Исходные данные —
__________

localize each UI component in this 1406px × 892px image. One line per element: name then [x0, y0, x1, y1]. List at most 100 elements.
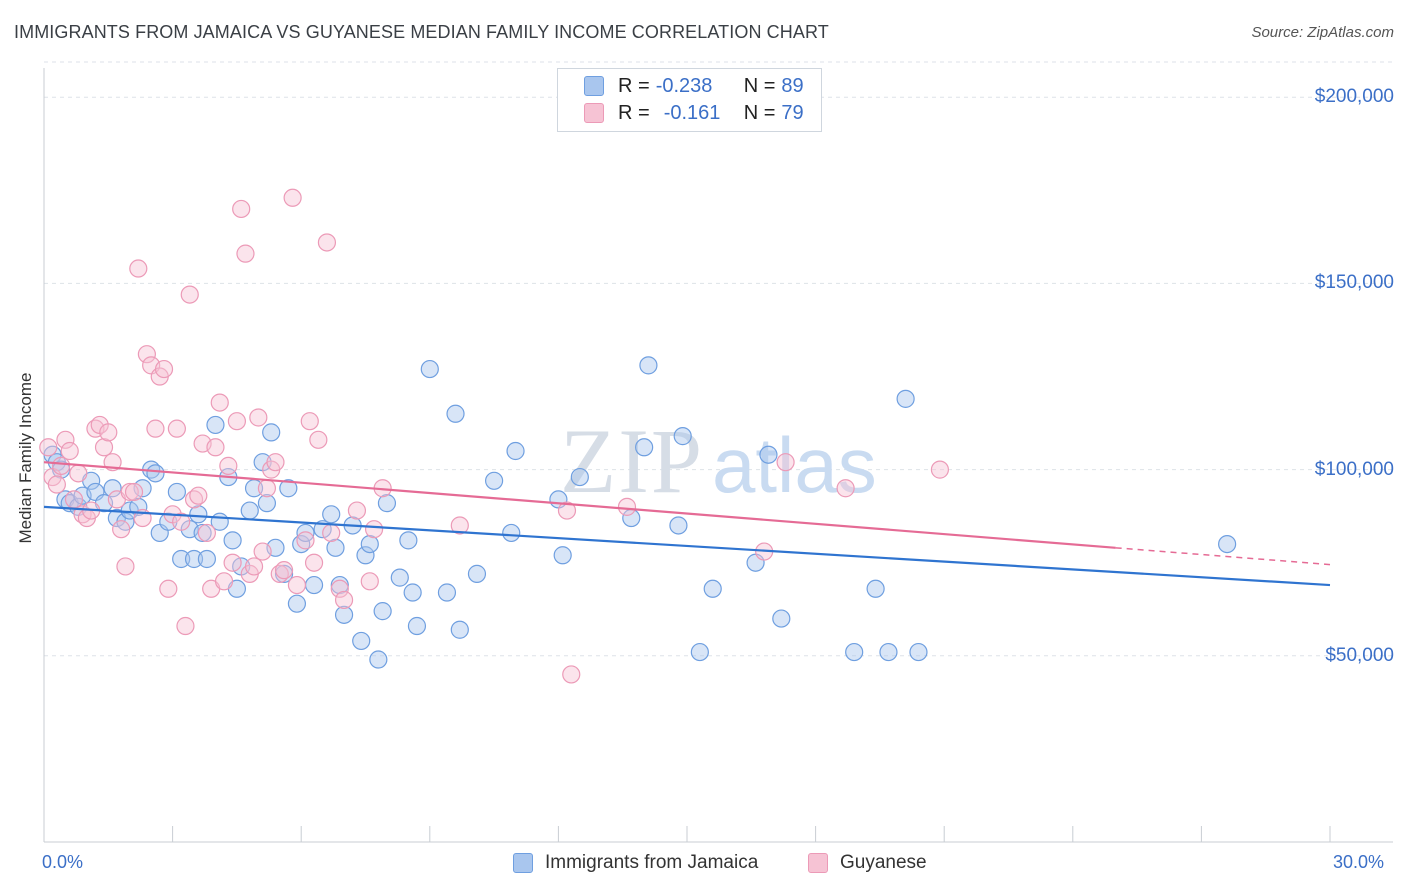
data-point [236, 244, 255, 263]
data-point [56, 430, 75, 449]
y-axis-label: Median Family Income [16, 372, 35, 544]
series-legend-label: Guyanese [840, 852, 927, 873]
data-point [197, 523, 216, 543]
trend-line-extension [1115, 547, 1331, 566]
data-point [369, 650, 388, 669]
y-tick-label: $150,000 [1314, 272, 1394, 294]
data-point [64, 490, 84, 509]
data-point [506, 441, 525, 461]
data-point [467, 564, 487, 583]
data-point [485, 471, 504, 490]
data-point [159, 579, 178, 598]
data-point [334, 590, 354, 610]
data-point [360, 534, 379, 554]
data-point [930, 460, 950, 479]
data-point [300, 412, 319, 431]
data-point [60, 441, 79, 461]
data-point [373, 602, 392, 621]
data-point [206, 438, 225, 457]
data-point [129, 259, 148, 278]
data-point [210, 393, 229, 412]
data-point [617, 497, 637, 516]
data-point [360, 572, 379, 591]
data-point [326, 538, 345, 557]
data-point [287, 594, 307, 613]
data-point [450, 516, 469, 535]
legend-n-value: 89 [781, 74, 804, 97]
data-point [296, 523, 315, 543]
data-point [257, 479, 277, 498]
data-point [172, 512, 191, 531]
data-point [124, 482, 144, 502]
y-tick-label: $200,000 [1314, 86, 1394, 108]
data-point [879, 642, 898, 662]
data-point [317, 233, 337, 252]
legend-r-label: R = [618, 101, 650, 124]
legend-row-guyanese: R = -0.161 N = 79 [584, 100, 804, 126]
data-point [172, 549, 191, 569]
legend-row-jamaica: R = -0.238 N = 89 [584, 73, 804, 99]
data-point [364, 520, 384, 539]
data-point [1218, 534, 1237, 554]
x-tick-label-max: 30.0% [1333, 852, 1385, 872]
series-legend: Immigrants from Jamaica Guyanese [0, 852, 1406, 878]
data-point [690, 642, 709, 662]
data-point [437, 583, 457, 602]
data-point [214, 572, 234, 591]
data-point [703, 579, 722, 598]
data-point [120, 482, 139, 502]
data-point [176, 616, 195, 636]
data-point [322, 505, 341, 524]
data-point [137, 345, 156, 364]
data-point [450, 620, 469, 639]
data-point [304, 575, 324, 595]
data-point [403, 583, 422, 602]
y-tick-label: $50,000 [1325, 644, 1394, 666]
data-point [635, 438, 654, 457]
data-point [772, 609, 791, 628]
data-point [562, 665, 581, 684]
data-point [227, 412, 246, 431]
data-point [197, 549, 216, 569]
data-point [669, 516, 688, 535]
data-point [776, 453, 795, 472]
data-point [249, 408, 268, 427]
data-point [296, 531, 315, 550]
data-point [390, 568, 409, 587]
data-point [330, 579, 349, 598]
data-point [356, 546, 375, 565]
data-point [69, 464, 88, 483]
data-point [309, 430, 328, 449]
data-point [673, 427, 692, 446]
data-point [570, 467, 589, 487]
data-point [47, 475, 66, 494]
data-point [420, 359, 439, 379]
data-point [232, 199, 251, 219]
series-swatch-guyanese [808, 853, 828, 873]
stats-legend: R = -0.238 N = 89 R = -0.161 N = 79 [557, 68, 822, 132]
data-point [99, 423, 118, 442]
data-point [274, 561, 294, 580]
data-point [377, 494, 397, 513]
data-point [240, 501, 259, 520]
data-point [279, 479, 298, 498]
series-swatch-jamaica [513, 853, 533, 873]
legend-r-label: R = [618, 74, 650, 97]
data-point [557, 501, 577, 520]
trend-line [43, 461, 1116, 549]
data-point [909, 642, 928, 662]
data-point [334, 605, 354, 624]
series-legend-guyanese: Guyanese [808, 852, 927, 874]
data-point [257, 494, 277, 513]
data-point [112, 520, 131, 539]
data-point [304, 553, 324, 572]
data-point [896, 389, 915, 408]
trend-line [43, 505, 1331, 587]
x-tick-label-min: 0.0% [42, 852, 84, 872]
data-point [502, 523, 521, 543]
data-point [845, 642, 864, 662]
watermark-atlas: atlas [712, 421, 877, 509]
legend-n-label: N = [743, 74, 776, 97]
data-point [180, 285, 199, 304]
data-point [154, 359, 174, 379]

__________

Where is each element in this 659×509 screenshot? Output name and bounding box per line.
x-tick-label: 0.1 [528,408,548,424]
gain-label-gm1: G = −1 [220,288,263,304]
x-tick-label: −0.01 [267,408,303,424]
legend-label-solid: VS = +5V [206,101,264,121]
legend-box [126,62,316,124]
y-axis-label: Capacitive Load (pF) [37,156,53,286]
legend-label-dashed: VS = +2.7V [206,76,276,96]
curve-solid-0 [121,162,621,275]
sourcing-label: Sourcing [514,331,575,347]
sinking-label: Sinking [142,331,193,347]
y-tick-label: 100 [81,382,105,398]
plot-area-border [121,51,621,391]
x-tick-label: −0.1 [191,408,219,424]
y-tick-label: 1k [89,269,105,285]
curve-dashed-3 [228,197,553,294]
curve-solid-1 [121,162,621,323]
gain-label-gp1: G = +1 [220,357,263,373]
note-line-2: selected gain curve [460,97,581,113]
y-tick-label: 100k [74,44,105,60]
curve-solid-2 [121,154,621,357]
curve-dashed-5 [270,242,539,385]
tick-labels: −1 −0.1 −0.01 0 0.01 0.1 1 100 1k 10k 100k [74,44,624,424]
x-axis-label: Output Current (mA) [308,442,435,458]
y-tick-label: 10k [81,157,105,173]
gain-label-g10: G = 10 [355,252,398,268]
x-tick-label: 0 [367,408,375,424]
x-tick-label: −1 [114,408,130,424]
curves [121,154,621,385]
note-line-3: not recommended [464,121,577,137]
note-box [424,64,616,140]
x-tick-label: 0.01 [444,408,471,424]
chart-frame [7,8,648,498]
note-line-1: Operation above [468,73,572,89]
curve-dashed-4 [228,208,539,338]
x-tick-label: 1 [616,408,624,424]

__________

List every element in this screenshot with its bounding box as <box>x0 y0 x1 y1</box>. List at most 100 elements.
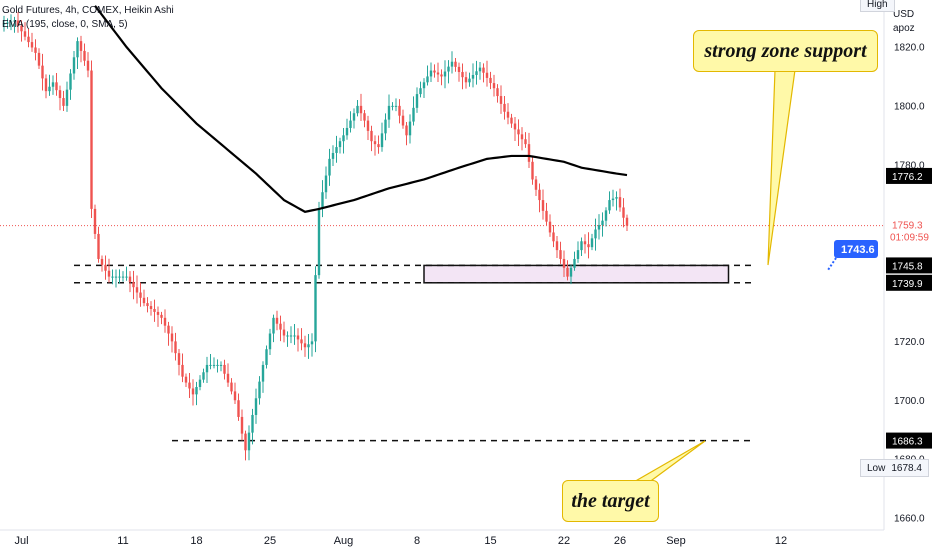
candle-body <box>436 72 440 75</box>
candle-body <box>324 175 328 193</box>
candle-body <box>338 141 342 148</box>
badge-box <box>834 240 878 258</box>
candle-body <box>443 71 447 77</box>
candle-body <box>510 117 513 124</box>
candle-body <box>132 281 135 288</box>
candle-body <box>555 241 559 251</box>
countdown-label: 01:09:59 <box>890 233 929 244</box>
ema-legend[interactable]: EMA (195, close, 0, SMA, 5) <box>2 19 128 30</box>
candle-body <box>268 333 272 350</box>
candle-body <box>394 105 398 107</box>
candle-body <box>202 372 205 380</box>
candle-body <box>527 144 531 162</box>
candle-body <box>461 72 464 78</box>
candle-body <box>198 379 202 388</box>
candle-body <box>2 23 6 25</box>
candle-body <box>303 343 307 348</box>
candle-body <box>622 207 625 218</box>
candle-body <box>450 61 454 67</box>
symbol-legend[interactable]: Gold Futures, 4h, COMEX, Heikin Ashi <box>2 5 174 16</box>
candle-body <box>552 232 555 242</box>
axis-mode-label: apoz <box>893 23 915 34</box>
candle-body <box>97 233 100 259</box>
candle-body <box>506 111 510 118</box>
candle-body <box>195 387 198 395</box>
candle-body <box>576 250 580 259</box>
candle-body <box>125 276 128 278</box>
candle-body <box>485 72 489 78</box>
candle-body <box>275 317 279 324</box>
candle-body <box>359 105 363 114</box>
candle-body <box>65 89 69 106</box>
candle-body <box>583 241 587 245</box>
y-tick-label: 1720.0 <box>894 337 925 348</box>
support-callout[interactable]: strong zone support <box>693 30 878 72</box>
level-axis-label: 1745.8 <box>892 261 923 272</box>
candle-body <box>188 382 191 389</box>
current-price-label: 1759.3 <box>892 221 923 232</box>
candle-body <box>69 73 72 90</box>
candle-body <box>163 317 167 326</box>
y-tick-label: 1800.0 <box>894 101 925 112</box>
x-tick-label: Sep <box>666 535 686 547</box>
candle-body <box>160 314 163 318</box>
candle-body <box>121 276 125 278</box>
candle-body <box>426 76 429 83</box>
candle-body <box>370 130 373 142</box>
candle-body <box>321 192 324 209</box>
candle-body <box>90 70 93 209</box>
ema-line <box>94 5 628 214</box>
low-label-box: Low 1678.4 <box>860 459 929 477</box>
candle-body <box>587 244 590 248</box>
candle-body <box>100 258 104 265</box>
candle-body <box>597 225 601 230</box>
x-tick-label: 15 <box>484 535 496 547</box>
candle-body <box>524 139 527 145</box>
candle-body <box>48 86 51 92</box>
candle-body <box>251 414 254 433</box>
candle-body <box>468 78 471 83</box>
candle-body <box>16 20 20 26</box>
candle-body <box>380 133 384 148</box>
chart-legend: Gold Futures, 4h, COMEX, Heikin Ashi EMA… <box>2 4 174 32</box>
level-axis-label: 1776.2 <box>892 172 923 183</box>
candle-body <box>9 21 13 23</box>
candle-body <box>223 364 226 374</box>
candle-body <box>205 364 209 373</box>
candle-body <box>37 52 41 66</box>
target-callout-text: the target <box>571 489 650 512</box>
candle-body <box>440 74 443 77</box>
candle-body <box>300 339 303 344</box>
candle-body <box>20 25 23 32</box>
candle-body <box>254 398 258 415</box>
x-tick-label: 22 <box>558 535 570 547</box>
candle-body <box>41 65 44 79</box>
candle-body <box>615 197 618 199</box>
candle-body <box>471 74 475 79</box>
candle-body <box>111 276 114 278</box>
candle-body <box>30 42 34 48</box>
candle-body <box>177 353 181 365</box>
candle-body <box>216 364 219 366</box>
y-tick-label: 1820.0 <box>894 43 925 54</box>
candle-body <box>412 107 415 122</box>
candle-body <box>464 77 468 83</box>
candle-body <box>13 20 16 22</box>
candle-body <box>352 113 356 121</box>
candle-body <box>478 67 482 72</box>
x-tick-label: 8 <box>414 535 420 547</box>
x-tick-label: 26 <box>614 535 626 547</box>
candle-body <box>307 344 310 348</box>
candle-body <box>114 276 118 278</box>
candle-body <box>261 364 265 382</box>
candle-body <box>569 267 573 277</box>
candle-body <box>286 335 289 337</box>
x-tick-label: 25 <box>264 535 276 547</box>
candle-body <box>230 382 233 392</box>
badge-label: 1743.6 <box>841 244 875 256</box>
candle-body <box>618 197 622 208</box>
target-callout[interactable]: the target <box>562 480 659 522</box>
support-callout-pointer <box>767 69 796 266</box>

__________

Задание —
Перепишите дословно строки выше, от строки с «candle-body <box>436 72 440 75</box>» до строки с «candle-body <box>97 233 100 259</box>» включительно.

Результат выполнения —
candle-body <box>436 72 440 75</box>
candle-body <box>324 175 328 193</box>
candle-body <box>338 141 342 148</box>
badge-box <box>834 240 878 258</box>
candle-body <box>443 71 447 77</box>
candle-body <box>510 117 513 124</box>
candle-body <box>132 281 135 288</box>
candle-body <box>555 241 559 251</box>
countdown-label: 01:09:59 <box>890 233 929 244</box>
ema-legend[interactable]: EMA (195, close, 0, SMA, 5) <box>2 19 128 30</box>
candle-body <box>268 333 272 350</box>
candle-body <box>394 105 398 107</box>
candle-body <box>202 372 205 380</box>
candle-body <box>527 144 531 162</box>
candle-body <box>461 72 464 78</box>
candle-body <box>198 379 202 388</box>
candle-body <box>2 23 6 25</box>
candle-body <box>303 343 307 348</box>
candle-body <box>622 207 625 218</box>
candle-body <box>450 61 454 67</box>
symbol-legend[interactable]: Gold Futures, 4h, COMEX, Heikin Ashi <box>2 5 174 16</box>
candle-body <box>552 232 555 242</box>
axis-mode-label: apoz <box>893 23 915 34</box>
candle-body <box>97 233 100 259</box>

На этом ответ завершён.